**Problem**
Count every line in the entries that contains "granuliertes". Report that count alone.

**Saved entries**
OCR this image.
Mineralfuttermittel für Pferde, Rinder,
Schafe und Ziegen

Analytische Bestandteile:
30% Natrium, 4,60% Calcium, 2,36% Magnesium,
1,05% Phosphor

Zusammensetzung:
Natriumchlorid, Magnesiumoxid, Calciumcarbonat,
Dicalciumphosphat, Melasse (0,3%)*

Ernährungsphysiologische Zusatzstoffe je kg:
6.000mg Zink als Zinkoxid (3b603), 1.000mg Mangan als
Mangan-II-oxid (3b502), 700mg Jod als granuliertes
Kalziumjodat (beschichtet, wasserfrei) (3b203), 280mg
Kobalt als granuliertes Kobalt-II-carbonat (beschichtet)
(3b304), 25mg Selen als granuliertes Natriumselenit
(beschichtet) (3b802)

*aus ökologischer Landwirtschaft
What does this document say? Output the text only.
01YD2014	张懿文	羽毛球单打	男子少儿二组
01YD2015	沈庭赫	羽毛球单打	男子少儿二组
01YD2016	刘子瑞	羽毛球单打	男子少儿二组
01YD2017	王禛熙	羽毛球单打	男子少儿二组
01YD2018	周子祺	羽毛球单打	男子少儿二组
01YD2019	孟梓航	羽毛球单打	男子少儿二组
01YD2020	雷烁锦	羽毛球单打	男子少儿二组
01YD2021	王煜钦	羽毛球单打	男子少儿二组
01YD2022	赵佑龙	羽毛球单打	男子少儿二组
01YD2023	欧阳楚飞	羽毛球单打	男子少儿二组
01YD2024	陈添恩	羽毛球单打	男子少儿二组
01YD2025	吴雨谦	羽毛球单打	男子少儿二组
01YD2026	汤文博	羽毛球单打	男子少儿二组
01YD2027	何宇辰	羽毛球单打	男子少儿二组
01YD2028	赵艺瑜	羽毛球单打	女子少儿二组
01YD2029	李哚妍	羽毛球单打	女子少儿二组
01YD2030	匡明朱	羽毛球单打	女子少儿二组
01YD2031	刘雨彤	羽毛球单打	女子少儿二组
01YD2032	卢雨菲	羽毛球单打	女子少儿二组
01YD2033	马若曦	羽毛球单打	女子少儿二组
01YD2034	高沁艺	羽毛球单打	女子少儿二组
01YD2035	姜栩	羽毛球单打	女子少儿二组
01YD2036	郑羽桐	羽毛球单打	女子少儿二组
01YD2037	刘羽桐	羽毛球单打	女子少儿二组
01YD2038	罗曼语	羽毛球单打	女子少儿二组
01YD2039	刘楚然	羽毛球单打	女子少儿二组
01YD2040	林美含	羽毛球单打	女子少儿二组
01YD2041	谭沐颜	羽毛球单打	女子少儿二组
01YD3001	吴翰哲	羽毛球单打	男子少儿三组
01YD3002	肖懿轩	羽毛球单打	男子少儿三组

**Exercise output**
3